▶ ASSIGNED TASK
Check each line of the records below for the word "ratio" and copy those where it appears.

▶ PROVIDED ENTRIES
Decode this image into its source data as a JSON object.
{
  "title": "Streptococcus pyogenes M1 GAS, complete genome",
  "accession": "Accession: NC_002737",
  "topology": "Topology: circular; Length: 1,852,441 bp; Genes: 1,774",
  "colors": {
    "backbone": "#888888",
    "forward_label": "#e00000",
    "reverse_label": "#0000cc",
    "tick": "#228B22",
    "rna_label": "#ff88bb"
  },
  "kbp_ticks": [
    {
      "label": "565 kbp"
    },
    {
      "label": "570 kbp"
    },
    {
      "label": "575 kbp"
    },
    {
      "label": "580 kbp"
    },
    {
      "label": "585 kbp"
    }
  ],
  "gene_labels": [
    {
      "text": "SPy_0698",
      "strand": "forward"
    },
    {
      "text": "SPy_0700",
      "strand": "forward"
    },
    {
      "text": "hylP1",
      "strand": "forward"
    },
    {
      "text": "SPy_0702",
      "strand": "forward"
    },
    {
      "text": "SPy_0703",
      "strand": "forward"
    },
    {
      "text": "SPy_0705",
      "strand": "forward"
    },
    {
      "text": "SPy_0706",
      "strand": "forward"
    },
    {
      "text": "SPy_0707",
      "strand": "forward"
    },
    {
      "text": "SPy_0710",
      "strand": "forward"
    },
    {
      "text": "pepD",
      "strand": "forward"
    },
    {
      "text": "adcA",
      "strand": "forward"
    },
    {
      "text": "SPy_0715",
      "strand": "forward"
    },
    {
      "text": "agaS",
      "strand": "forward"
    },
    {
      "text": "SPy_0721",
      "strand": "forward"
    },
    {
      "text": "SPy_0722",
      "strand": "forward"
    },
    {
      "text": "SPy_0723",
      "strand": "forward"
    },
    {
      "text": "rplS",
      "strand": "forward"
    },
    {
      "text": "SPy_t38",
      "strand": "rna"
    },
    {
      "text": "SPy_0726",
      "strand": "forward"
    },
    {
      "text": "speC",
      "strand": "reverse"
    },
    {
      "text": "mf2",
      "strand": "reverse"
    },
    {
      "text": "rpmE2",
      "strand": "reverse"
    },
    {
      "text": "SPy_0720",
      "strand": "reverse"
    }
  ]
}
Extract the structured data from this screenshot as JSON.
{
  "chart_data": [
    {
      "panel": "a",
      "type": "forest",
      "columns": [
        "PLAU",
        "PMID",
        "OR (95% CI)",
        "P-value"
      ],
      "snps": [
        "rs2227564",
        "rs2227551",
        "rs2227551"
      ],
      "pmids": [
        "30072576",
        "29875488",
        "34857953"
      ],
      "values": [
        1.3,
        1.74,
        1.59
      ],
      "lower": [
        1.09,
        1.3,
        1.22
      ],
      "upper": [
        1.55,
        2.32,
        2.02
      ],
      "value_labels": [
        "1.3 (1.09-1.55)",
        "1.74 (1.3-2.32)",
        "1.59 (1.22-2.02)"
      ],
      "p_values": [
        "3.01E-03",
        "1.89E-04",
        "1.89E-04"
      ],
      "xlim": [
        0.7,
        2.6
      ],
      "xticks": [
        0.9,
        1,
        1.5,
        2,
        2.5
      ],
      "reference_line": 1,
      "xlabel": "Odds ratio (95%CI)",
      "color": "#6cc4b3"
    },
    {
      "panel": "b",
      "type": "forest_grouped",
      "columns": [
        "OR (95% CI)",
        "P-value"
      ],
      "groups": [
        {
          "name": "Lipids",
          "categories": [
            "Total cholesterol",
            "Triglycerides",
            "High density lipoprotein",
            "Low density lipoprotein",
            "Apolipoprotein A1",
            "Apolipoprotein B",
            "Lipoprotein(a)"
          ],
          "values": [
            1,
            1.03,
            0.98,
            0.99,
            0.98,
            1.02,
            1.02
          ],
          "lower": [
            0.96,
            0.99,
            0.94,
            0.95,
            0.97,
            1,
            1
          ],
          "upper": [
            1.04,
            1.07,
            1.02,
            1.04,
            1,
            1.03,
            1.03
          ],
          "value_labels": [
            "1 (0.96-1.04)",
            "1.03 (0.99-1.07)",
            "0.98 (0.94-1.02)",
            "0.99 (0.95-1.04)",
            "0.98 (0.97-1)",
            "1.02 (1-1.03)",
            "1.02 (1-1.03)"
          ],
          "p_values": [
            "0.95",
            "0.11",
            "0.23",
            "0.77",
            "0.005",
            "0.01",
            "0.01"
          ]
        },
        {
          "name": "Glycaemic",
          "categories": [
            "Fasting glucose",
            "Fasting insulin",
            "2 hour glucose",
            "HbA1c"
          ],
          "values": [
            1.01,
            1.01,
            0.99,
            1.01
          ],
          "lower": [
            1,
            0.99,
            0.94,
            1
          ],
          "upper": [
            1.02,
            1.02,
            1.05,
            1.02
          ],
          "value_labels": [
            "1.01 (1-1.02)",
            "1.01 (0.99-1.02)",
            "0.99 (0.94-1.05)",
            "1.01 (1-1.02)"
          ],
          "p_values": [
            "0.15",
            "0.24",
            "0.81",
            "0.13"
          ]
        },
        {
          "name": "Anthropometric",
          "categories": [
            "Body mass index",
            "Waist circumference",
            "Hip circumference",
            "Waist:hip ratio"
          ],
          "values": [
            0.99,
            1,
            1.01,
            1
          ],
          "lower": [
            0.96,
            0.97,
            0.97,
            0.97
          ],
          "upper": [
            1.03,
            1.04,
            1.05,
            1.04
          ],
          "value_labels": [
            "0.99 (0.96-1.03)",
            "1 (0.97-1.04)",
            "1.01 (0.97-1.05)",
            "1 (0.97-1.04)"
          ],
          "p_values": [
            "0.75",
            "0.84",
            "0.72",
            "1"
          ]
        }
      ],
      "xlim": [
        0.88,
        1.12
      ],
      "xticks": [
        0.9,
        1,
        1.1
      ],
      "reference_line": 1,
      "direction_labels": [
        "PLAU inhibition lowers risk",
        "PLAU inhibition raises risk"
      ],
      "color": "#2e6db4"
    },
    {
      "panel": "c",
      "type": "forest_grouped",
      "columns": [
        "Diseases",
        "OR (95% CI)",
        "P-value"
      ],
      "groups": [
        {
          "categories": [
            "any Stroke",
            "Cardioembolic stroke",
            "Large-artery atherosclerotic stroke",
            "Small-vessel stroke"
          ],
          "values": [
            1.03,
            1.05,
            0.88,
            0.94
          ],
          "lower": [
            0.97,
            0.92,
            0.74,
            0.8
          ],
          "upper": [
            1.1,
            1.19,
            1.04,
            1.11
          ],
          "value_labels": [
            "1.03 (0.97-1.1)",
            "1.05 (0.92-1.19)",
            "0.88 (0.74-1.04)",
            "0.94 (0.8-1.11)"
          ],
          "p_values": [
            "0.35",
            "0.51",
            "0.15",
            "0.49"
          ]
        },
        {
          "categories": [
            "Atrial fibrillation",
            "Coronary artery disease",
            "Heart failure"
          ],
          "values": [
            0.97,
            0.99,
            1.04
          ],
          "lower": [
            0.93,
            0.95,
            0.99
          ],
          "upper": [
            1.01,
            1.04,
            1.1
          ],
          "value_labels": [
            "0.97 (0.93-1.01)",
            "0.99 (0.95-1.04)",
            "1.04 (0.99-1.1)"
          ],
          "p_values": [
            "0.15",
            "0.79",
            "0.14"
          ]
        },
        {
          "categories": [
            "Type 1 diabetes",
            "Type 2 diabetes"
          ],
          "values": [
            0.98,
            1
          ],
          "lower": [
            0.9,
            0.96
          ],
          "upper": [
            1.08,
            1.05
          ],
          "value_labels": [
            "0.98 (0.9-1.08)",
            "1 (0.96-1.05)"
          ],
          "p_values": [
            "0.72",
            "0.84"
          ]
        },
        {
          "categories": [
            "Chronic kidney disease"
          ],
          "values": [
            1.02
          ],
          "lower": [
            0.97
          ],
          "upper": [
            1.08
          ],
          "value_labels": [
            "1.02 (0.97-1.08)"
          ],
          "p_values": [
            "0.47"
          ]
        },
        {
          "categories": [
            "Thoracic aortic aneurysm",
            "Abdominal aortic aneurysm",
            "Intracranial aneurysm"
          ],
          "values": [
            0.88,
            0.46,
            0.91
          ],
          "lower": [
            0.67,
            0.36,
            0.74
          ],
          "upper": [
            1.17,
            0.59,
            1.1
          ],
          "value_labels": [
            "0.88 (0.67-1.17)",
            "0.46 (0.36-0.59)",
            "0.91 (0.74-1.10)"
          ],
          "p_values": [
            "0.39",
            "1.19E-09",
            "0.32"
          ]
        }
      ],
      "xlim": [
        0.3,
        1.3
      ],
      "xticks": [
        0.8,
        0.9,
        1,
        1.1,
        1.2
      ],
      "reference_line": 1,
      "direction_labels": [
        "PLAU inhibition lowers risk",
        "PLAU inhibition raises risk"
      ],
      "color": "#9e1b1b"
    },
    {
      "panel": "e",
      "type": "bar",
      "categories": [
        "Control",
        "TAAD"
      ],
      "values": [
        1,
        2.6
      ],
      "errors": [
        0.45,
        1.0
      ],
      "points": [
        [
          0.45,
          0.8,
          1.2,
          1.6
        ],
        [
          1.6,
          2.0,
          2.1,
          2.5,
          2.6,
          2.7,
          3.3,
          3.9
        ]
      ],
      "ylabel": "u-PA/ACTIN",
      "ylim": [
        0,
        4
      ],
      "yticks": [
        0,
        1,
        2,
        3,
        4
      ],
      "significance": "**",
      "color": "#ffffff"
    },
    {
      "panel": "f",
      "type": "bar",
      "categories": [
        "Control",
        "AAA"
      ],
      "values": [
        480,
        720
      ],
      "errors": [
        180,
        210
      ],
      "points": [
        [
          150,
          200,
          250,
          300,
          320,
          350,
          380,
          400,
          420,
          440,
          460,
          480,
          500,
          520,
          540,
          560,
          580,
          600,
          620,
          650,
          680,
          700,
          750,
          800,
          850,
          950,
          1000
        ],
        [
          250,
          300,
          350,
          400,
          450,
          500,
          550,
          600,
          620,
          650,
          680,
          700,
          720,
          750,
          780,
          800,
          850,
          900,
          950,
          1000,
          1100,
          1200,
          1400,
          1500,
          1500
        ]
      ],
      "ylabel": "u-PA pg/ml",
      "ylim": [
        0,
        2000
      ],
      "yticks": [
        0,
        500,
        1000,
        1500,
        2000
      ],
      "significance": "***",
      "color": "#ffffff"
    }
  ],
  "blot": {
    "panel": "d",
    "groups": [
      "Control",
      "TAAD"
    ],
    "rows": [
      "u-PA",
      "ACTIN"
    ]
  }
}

▶ REPLY TO THE EXERCISE
      "xlabel": "Odds ratio (95%CI)",
            "Waist:hip ratio"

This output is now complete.